● Given records
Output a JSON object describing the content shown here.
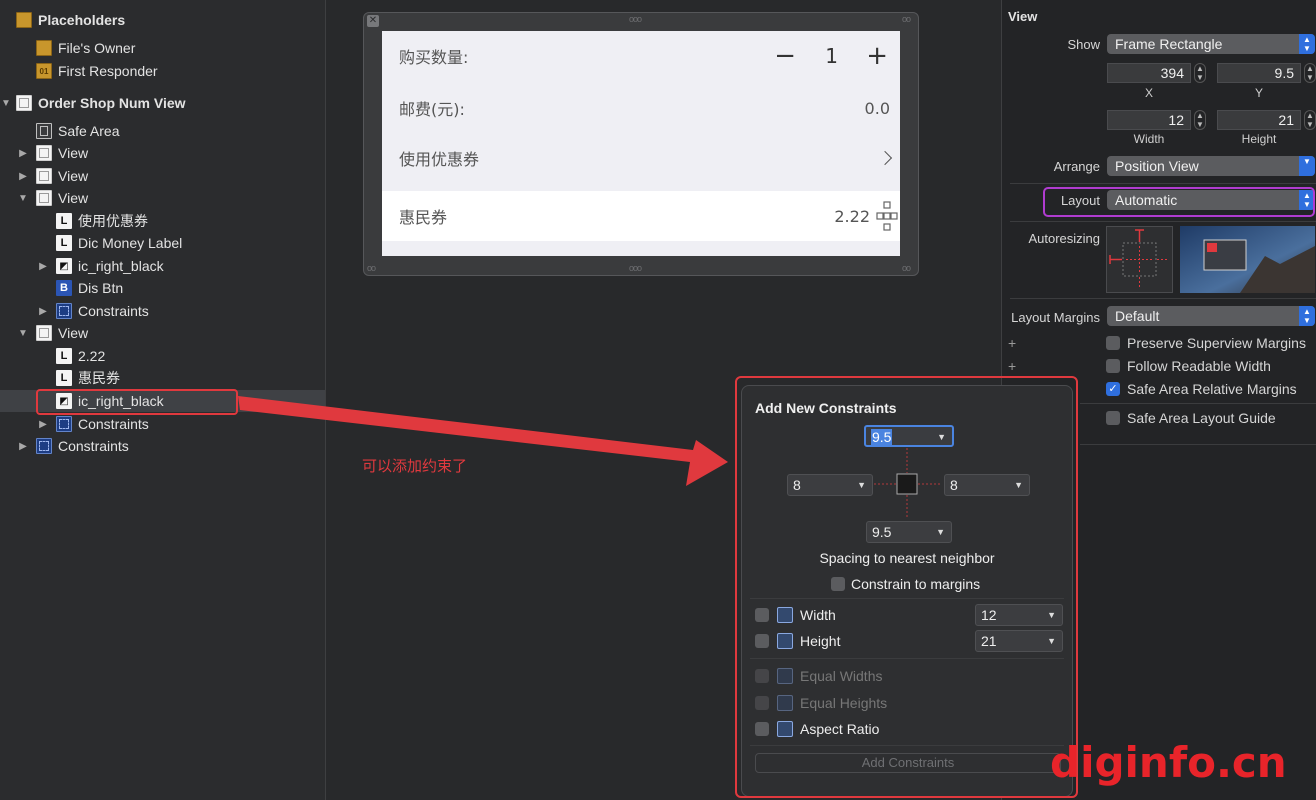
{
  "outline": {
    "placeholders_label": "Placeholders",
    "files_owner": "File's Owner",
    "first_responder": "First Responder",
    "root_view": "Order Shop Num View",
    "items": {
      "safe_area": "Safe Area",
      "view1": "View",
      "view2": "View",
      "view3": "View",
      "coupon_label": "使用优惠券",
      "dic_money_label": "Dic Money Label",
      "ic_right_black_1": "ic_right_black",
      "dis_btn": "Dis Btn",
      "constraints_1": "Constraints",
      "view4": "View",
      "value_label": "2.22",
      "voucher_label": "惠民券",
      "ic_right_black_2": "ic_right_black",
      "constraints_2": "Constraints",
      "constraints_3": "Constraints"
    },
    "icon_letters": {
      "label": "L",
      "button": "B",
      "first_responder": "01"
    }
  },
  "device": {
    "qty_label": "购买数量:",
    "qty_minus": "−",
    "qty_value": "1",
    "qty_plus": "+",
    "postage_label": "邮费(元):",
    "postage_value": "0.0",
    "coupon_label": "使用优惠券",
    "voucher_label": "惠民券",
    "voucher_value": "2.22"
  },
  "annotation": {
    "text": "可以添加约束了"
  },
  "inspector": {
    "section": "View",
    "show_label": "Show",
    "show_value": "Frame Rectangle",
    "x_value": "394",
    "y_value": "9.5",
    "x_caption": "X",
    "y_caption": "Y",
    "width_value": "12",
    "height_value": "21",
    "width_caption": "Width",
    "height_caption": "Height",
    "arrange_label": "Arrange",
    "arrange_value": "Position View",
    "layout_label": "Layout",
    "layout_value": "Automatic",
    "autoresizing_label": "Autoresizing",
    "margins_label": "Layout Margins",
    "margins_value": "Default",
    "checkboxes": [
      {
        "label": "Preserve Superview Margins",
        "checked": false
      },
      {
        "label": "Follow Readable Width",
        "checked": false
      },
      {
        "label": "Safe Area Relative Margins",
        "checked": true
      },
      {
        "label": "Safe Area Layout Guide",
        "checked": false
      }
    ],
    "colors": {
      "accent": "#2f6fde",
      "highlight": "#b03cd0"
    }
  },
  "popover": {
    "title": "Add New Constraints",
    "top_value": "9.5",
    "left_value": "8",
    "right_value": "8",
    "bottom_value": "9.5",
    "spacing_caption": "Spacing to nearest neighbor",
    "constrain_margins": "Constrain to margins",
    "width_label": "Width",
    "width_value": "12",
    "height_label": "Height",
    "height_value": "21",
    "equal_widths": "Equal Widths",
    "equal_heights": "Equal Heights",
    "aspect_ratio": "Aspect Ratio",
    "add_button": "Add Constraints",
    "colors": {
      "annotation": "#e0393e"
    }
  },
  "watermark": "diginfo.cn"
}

...

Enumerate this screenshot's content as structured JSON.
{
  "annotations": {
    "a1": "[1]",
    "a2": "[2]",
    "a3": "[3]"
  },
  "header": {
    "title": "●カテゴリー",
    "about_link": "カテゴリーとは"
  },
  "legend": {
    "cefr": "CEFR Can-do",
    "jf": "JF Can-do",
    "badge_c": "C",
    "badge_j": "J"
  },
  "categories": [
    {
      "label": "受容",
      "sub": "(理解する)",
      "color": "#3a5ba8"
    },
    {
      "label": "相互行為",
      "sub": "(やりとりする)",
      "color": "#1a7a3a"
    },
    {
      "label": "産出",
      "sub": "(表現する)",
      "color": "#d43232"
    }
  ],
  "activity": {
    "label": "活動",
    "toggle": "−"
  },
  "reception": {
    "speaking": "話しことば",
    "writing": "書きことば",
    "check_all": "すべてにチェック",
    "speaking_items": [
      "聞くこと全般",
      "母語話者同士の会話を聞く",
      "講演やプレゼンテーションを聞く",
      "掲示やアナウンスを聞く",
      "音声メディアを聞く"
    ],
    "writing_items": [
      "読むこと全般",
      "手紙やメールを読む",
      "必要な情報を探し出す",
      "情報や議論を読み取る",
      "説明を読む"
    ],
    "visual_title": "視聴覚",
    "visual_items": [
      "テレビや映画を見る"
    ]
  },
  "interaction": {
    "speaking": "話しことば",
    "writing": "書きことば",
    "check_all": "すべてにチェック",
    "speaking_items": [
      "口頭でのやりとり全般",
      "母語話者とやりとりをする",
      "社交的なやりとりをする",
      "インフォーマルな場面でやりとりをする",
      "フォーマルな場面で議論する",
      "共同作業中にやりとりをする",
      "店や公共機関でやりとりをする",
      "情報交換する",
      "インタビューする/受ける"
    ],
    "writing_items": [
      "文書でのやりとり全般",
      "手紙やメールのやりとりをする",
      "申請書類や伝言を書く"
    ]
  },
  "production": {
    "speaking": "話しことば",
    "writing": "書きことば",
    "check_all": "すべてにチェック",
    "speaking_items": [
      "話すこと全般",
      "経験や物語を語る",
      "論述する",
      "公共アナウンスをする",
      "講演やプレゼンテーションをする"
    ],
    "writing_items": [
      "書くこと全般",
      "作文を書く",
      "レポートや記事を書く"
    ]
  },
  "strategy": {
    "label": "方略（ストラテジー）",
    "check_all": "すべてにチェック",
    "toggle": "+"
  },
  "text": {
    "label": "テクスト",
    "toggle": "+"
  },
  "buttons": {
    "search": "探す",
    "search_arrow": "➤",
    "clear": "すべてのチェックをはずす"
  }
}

...

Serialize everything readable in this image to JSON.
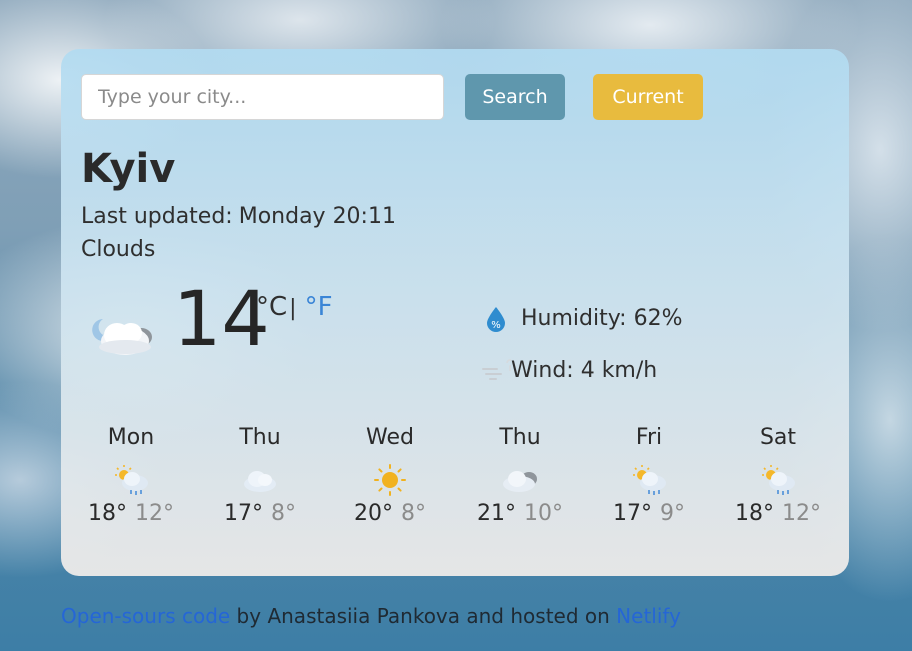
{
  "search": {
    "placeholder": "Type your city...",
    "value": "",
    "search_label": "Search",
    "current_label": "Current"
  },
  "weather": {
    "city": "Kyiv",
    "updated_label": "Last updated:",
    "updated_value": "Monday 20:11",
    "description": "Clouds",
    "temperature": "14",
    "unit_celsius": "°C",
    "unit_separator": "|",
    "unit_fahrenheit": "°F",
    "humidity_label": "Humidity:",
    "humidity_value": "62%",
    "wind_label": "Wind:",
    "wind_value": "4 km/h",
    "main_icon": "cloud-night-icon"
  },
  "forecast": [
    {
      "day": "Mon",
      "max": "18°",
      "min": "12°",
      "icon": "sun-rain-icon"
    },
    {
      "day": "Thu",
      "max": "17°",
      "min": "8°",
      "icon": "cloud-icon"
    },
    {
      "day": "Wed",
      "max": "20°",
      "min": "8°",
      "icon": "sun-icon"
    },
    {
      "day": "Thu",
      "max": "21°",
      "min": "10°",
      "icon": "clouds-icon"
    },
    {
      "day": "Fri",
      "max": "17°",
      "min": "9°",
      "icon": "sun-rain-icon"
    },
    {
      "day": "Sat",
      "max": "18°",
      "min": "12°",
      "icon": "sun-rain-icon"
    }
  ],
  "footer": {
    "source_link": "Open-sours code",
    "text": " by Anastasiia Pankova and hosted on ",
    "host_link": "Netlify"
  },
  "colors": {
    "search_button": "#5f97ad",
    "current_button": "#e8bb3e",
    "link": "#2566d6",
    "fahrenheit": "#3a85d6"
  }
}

● Problem
Show every line of the listing in which the string "JSON" can be found.

● Task solution
Output a JSON object describing the content shown here.
Enumerate this screenshot's content as structured JSON.
Serialize everything readable in this image to JSON.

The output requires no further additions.